Aim of the task: Read through the data and count the lines that contain the string "lượng"; give only the result.

====== Input material ======

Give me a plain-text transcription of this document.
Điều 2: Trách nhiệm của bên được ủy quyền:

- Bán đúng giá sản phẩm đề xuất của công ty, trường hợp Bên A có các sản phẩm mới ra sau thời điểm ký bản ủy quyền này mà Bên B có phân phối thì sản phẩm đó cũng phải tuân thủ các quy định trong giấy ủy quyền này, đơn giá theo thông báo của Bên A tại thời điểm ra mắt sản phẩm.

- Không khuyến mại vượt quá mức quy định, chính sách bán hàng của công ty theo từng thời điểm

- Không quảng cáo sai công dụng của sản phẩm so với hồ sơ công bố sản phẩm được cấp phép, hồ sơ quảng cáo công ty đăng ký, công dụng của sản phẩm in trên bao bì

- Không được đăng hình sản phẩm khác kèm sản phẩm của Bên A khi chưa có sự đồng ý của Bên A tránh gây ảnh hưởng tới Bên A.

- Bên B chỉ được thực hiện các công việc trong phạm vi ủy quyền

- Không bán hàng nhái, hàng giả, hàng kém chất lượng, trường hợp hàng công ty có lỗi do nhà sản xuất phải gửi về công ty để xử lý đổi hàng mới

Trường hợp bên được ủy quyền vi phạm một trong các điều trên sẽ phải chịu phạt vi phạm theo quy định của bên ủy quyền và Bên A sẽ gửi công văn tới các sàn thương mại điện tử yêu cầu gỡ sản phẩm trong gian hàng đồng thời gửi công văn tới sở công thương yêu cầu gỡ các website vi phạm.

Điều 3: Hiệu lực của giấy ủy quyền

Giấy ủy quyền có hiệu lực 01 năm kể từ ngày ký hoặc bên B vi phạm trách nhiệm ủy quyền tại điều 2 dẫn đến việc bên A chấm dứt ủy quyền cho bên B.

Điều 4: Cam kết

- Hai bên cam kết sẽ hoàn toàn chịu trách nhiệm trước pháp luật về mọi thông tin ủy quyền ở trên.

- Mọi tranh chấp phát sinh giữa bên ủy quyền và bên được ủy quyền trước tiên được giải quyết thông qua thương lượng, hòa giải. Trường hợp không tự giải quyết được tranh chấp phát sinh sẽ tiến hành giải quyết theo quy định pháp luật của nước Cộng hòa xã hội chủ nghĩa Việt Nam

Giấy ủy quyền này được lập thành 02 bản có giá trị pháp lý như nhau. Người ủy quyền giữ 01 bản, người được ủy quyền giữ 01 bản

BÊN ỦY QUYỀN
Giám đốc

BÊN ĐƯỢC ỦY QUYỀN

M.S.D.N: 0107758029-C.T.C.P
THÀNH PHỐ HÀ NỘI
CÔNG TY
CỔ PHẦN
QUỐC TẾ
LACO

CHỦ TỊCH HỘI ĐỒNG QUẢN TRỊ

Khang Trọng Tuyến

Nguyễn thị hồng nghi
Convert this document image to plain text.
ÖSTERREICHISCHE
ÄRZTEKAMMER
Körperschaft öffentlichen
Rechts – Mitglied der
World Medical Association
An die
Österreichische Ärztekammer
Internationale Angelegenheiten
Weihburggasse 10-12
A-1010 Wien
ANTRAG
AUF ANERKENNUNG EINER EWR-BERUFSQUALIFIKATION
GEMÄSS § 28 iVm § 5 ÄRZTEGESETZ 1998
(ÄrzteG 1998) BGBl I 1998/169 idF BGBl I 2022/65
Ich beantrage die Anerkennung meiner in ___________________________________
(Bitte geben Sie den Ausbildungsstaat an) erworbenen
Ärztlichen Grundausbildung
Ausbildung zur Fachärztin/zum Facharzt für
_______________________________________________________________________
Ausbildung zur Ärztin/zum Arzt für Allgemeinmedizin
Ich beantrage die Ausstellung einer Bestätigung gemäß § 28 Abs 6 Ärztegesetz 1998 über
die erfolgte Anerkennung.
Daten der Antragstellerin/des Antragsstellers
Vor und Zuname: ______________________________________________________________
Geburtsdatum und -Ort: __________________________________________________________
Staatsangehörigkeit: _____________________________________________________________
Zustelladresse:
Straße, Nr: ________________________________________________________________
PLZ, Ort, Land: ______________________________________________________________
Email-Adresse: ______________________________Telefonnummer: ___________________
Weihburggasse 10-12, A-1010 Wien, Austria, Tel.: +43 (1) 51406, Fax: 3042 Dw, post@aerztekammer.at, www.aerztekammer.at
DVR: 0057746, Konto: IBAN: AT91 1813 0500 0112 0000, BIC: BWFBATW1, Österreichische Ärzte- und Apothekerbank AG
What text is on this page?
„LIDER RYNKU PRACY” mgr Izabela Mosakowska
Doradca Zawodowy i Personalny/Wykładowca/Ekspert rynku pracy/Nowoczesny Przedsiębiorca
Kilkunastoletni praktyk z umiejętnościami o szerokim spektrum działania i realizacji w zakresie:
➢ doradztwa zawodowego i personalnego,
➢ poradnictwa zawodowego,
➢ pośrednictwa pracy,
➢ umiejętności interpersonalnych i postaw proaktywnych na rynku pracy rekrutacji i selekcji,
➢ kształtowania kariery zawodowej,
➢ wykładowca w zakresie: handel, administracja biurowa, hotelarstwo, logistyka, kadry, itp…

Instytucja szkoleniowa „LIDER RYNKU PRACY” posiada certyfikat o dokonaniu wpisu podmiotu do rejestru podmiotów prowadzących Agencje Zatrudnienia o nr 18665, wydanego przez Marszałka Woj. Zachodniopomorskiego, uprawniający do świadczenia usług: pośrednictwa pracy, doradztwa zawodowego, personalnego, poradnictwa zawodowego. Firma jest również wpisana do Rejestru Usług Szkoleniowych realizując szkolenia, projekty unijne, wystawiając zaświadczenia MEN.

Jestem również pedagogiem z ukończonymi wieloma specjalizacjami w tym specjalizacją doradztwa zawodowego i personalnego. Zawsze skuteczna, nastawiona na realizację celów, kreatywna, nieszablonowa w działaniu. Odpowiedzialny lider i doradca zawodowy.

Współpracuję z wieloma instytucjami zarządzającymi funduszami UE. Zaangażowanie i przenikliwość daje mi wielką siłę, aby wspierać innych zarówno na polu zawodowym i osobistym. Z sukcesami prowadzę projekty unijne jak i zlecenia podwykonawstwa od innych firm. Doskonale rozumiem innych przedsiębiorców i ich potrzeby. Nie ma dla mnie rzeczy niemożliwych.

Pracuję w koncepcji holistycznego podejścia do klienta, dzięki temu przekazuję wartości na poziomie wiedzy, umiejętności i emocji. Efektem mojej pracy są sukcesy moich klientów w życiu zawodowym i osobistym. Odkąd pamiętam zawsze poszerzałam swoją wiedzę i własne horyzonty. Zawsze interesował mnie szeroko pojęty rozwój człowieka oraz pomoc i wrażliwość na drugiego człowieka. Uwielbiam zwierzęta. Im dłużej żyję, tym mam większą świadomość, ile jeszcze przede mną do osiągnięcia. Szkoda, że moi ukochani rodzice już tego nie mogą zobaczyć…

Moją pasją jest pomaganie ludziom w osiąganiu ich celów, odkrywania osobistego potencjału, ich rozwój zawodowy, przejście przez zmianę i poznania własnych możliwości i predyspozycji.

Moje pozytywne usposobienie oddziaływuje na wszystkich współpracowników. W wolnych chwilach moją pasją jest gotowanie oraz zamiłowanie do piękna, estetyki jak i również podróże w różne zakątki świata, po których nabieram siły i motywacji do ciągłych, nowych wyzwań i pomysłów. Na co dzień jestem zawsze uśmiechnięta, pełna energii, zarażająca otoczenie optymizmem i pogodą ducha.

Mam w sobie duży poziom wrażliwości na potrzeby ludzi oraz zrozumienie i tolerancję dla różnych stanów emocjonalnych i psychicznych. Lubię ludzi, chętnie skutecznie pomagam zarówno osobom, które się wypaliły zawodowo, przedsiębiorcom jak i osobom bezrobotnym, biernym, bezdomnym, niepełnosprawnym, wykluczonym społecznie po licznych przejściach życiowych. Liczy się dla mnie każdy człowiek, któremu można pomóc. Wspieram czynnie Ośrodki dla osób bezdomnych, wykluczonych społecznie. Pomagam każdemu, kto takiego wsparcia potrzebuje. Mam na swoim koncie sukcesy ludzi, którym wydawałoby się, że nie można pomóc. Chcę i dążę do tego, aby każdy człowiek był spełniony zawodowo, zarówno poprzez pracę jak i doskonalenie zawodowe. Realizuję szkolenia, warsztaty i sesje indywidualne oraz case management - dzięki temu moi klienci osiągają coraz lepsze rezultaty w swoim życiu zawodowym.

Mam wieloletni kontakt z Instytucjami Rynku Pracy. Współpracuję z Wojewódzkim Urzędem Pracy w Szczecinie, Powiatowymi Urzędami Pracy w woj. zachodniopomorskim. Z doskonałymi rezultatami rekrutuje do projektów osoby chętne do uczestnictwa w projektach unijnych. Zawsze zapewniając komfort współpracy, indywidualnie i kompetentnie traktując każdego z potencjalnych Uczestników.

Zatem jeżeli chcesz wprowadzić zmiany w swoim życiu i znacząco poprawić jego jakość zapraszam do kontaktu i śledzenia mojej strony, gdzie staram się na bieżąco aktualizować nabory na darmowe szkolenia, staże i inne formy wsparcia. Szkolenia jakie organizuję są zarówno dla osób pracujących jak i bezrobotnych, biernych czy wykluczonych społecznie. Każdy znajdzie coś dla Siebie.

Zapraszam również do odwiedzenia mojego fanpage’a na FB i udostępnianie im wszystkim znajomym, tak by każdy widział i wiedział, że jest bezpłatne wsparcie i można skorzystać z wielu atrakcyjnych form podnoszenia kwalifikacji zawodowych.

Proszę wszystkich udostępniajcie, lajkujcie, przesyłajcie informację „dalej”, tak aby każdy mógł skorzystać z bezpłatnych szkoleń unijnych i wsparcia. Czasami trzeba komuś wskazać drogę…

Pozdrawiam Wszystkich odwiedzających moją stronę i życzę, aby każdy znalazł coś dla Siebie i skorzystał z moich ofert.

======

Finished exercise: 2